YOUR INSTRUCTIONS: Pictures stay out of the copy; set down each line of the listing below exactly.

TASK INPUT:
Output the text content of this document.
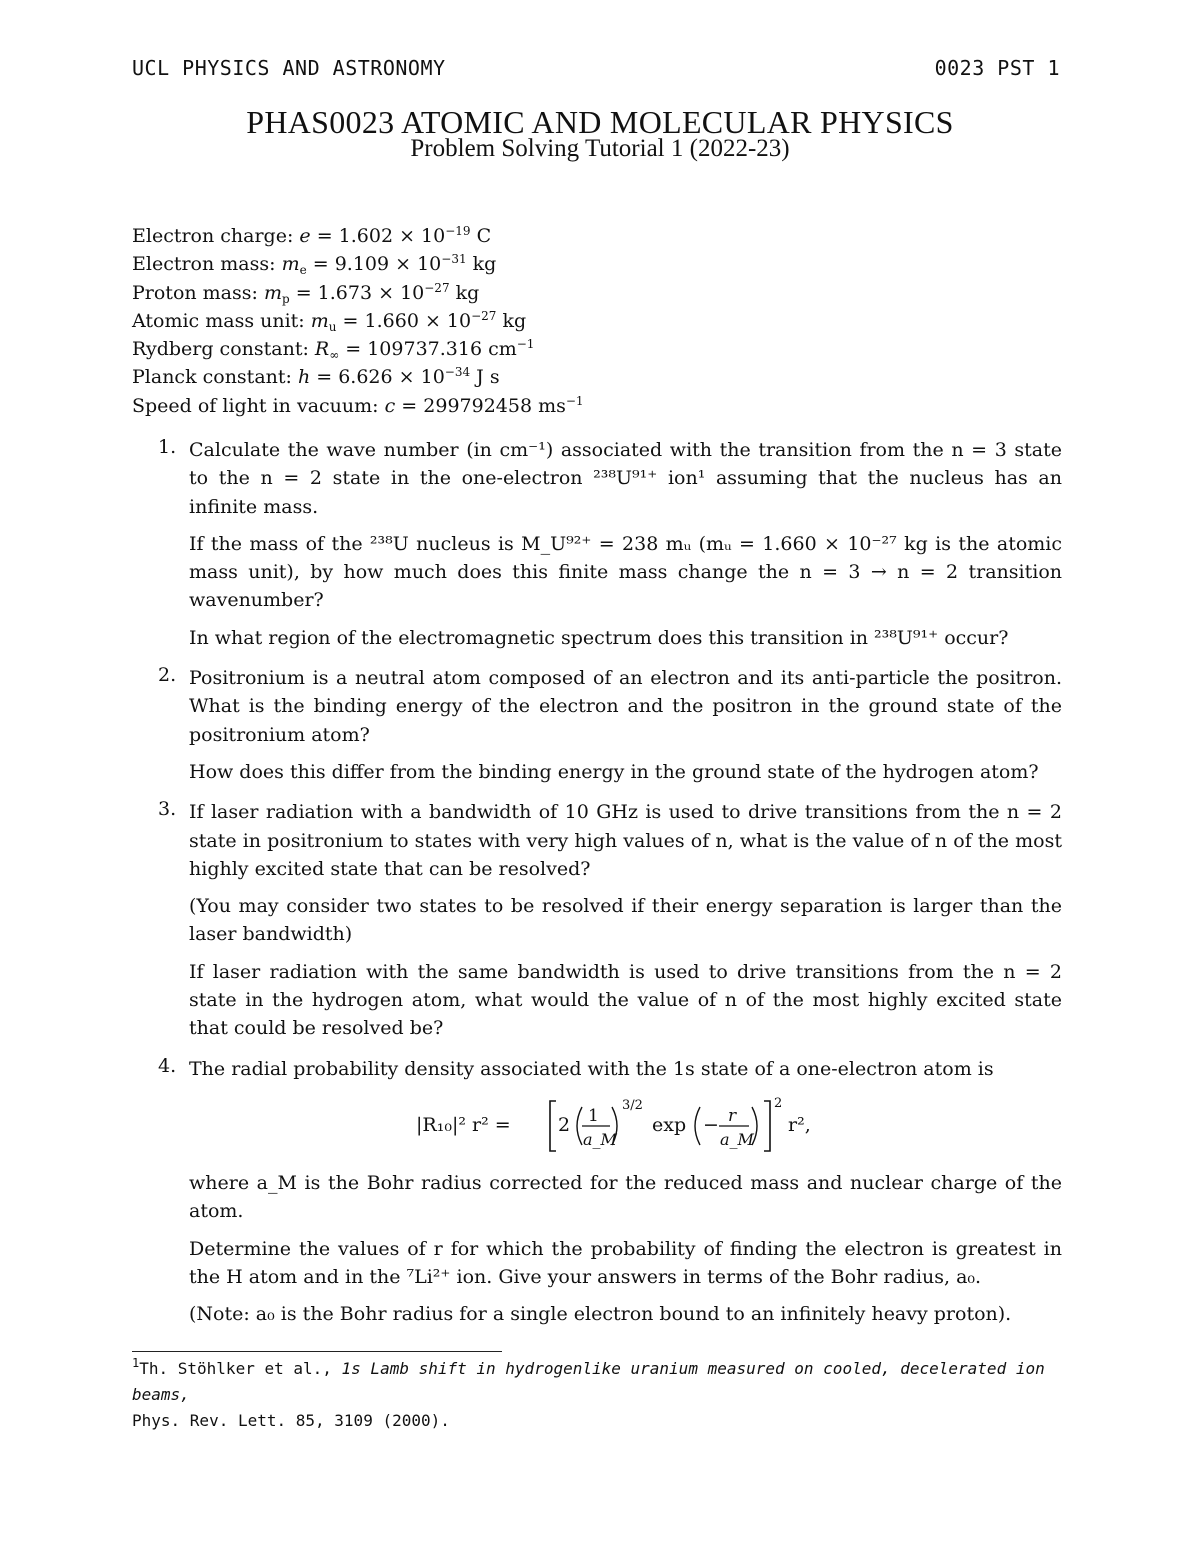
UCL PHYSICS AND ASTRONOMY	0023 PST 1
PHAS0023 ATOMIC AND MOLECULAR PHYSICS
Problem Solving Tutorial 1 (2022-23)
Electron charge: $e = 1.602 \times 10^{-19}$ C
Electron mass: $m_e = 9.109 \times 10^{-31}$ kg
Proton mass: $m_p = 1.673 \times 10^{-27}$ kg
Atomic mass unit: $m_u = 1.660 \times 10^{-27}$ kg
Rydberg constant: $R_\infty = 109737.316$ $cm^{-1}$
Planck constant: $h = 6.626 \times 10^{-34}$ J s
Speed of light in vacuum: c = 299792458 $ms^{-1}$
1. Calculate the wave number (in cm⁻¹) associated with the transition from the n = 3 state to the n = 2 state in the one-electron ²³⁸U⁹¹⁺ ion¹ assuming that the nucleus has an infinite mass.

If the mass of the ²³⁸U nucleus is M_U⁹²⁺ = 238 mᵤ (mᵤ = 1.660 × 10⁻²⁷ kg is the atomic mass unit), by how much does this finite mass change the n = 3 → n = 2 transition wavenumber?

In what region of the electromagnetic spectrum does this transition in ²³⁸U⁹¹⁺ occur?

2. Positronium is a neutral atom composed of an electron and its anti-particle the positron. What is the binding energy of the electron and the positron in the ground state of the positronium atom?

How does this differ from the binding energy in the ground state of the hydrogen atom?

3. If laser radiation with a bandwidth of 10 GHz is used to drive transitions from the n = 2 state in positronium to states with very high values of n, what is the value of n of the most highly excited state that can be resolved?

(You may consider two states to be resolved if their energy separation is larger than the laser bandwidth)

If laser radiation with the same bandwidth is used to drive transitions from the n = 2 state in the hydrogen atom, what would the value of n of the most highly excited state that could be resolved be?

4. The radial probability density associated with the 1s state of a one-electron atom is

|R₁₀|² r² = 2 1
a_M
3/2
exp − r
a_M
2
r²,

where a_M is the Bohr radius corrected for the reduced mass and nuclear charge of the atom.

Determine the values of r for which the probability of finding the electron is greatest in the H atom and in the ⁷Li²⁺ ion. Give your answers in terms of the Bohr radius, a₀.

(Note: a₀ is the Bohr radius for a single electron bound to an infinitely heavy proton).

$^1$Th. Stöhlker et al., 1s Lamb shift in hydrogenlike uranium measured on cooled, decelerated ion beams,
Phys. Rev. Lett. 85, 3109 (2000).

RESULT FOR THIS TASK:
Output the text content of this document.
UCL PHYSICS AND ASTRONOMY	0023 PST 1
PHAS0023 ATOMIC AND MOLECULAR PHYSICS
Problem Solving Tutorial 1 (2022-23)
Electron charge: $e = 1.602 \times 10^{-19}$ C
Electron mass: $m_e = 9.109 \times 10^{-31}$ kg
Proton mass: $m_p = 1.673 \times 10^{-27}$ kg
Atomic mass unit: $m_u = 1.660 \times 10^{-27}$ kg
Rydberg constant: $R_\infty = 109737.316$ $cm^{-1}$
Planck constant: $h = 6.626 \times 10^{-34}$ J s
Speed of light in vacuum: c = 299792458 $ms^{-1}$
1. Calculate the wave number (in cm⁻¹) associated with the transition from the n = 3 state to the n = 2 state in the one-electron ²³⁸U⁹¹⁺ ion¹ assuming that the nucleus has an infinite mass.

If the mass of the ²³⁸U nucleus is M_U⁹²⁺ = 238 mᵤ (mᵤ = 1.660 × 10⁻²⁷ kg is the atomic mass unit), by how much does this finite mass change the n = 3 → n = 2 transition wavenumber?

In what region of the electromagnetic spectrum does this transition in ²³⁸U⁹¹⁺ occur?

2. Positronium is a neutral atom composed of an electron and its anti-particle the positron. What is the binding energy of the electron and the positron in the ground state of the positronium atom?

How does this differ from the binding energy in the ground state of the hydrogen atom?

3. If laser radiation with a bandwidth of 10 GHz is used to drive transitions from the n = 2 state in positronium to states with very high values of n, what is the value of n of the most highly excited state that can be resolved?

(You may consider two states to be resolved if their energy separation is larger than the laser bandwidth)

If laser radiation with the same bandwidth is used to drive transitions from the n = 2 state in the hydrogen atom, what would the value of n of the most highly excited state that could be resolved be?

4. The radial probability density associated with the 1s state of a one-electron atom is

|R₁₀|² r² = 2 1
a_M
3/2
exp − r
a_M
2
r²,

where a_M is the Bohr radius corrected for the reduced mass and nuclear charge of the atom.

Determine the values of r for which the probability of finding the electron is greatest in the H atom and in the ⁷Li²⁺ ion. Give your answers in terms of the Bohr radius, a₀.

(Note: a₀ is the Bohr radius for a single electron bound to an infinitely heavy proton).

$^1$Th. Stöhlker et al., 1s Lamb shift in hydrogenlike uranium measured on cooled, decelerated ion beams,
Phys. Rev. Lett. 85, 3109 (2000).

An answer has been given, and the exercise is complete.